** START OF Records for this exercise **

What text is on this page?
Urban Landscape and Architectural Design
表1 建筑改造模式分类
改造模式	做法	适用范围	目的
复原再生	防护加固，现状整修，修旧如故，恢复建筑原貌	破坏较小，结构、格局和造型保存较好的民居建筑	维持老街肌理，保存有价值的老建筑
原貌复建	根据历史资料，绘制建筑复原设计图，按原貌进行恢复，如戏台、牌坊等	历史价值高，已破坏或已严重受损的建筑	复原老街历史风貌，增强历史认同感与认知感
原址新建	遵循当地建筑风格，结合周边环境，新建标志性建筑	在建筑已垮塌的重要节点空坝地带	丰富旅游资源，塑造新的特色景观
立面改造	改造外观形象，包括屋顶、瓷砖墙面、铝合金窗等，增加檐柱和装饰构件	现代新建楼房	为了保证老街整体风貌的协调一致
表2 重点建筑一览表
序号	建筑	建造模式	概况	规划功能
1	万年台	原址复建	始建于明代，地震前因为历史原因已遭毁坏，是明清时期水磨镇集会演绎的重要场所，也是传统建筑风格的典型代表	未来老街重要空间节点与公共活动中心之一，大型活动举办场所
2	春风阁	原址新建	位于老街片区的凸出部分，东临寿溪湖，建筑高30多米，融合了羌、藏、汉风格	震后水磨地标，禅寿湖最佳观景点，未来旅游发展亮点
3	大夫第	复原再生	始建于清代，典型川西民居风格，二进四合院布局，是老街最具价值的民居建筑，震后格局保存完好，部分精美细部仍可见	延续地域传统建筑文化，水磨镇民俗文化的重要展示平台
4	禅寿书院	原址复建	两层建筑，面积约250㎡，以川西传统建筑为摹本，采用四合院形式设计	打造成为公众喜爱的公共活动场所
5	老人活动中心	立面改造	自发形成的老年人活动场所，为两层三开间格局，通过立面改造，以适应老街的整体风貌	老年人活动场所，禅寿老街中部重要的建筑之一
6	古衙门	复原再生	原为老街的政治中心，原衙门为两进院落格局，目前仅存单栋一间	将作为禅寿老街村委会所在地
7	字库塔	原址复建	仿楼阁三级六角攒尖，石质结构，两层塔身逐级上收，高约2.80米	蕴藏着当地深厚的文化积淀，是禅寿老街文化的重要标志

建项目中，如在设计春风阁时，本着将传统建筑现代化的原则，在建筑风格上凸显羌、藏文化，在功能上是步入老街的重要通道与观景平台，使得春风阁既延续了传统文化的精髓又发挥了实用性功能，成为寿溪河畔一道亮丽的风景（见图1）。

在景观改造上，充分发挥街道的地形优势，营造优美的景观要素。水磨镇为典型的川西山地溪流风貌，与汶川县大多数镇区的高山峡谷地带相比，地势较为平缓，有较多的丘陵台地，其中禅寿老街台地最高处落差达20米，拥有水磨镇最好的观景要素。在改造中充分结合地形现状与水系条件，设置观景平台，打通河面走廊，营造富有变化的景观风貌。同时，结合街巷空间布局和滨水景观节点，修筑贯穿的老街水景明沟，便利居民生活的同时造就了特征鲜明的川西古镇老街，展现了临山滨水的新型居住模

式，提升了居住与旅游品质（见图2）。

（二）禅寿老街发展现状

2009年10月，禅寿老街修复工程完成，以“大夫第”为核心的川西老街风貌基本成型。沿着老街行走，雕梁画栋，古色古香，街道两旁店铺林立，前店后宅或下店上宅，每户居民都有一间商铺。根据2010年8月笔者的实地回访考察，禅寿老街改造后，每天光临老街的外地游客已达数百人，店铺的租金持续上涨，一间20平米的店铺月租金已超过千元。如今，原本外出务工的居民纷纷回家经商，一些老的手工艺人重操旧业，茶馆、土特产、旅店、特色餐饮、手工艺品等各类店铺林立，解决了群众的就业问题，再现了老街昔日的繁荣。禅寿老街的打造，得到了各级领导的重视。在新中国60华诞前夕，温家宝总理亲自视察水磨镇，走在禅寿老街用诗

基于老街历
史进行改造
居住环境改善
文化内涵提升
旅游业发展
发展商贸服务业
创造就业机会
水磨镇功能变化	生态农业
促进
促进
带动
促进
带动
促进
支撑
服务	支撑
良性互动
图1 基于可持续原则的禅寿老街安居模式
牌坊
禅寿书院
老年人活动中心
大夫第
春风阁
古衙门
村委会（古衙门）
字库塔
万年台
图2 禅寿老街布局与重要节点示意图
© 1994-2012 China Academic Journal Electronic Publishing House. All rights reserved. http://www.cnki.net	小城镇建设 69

** END OF Records for this exercise **

### Exercise prompt
Return each line of the records above exactly as it reads.

### Answer for the task
What text is on this page?
Urban Landscape and Architectural Design
表1 建筑改造模式分类
改造模式	做法	适用范围	目的
复原再生	防护加固，现状整修，修旧如故，恢复建筑原貌	破坏较小，结构、格局和造型保存较好的民居建筑	维持老街肌理，保存有价值的老建筑
原貌复建	根据历史资料，绘制建筑复原设计图，按原貌进行恢复，如戏台、牌坊等	历史价值高，已破坏或已严重受损的建筑	复原老街历史风貌，增强历史认同感与认知感
原址新建	遵循当地建筑风格，结合周边环境，新建标志性建筑	在建筑已垮塌的重要节点空坝地带	丰富旅游资源，塑造新的特色景观
立面改造	改造外观形象，包括屋顶、瓷砖墙面、铝合金窗等，增加檐柱和装饰构件	现代新建楼房	为了保证老街整体风貌的协调一致
表2 重点建筑一览表
序号	建筑	建造模式	概况	规划功能
1	万年台	原址复建	始建于明代，地震前因为历史原因已遭毁坏，是明清时期水磨镇集会演绎的重要场所，也是传统建筑风格的典型代表	未来老街重要空间节点与公共活动中心之一，大型活动举办场所
2	春风阁	原址新建	位于老街片区的凸出部分，东临寿溪湖，建筑高30多米，融合了羌、藏、汉风格	震后水磨地标，禅寿湖最佳观景点，未来旅游发展亮点
3	大夫第	复原再生	始建于清代，典型川西民居风格，二进四合院布局，是老街最具价值的民居建筑，震后格局保存完好，部分精美细部仍可见	延续地域传统建筑文化，水磨镇民俗文化的重要展示平台
4	禅寿书院	原址复建	两层建筑，面积约250㎡，以川西传统建筑为摹本，采用四合院形式设计	打造成为公众喜爱的公共活动场所
5	老人活动中心	立面改造	自发形成的老年人活动场所，为两层三开间格局，通过立面改造，以适应老街的整体风貌	老年人活动场所，禅寿老街中部重要的建筑之一
6	古衙门	复原再生	原为老街的政治中心，原衙门为两进院落格局，目前仅存单栋一间	将作为禅寿老街村委会所在地
7	字库塔	原址复建	仿楼阁三级六角攒尖，石质结构，两层塔身逐级上收，高约2.80米	蕴藏着当地深厚的文化积淀，是禅寿老街文化的重要标志

建项目中，如在设计春风阁时，本着将传统建筑现代化的原则，在建筑风格上凸显羌、藏文化，在功能上是步入老街的重要通道与观景平台，使得春风阁既延续了传统文化的精髓又发挥了实用性功能，成为寿溪河畔一道亮丽的风景（见图1）。

在景观改造上，充分发挥街道的地形优势，营造优美的景观要素。水磨镇为典型的川西山地溪流风貌，与汶川县大多数镇区的高山峡谷地带相比，地势较为平缓，有较多的丘陵台地，其中禅寿老街台地最高处落差达20米，拥有水磨镇最好的观景要素。在改造中充分结合地形现状与水系条件，设置观景平台，打通河面走廊，营造富有变化的景观风貌。同时，结合街巷空间布局和滨水景观节点，修筑贯穿的老街水景明沟，便利居民生活的同时造就了特征鲜明的川西古镇老街，展现了临山滨水的新型居住模

式，提升了居住与旅游品质（见图2）。

（二）禅寿老街发展现状

2009年10月，禅寿老街修复工程完成，以“大夫第”为核心的川西老街风貌基本成型。沿着老街行走，雕梁画栋，古色古香，街道两旁店铺林立，前店后宅或下店上宅，每户居民都有一间商铺。根据2010年8月笔者的实地回访考察，禅寿老街改造后，每天光临老街的外地游客已达数百人，店铺的租金持续上涨，一间20平米的店铺月租金已超过千元。如今，原本外出务工的居民纷纷回家经商，一些老的手工艺人重操旧业，茶馆、土特产、旅店、特色餐饮、手工艺品等各类店铺林立，解决了群众的就业问题，再现了老街昔日的繁荣。禅寿老街的打造，得到了各级领导的重视。在新中国60华诞前夕，温家宝总理亲自视察水磨镇，走在禅寿老街用诗

基于老街历
史进行改造
居住环境改善
文化内涵提升
旅游业发展
发展商贸服务业
创造就业机会
水磨镇功能变化	生态农业
促进
促进
带动
促进
带动
促进
支撑
服务	支撑
良性互动
图1 基于可持续原则的禅寿老街安居模式
牌坊
禅寿书院
老年人活动中心
大夫第
春风阁
古衙门
村委会（古衙门）
字库塔
万年台
图2 禅寿老街布局与重要节点示意图
© 1994-2012 China Academic Journal Electronic Publishing House. All rights reserved. http://www.cnki.net	小城镇建设 69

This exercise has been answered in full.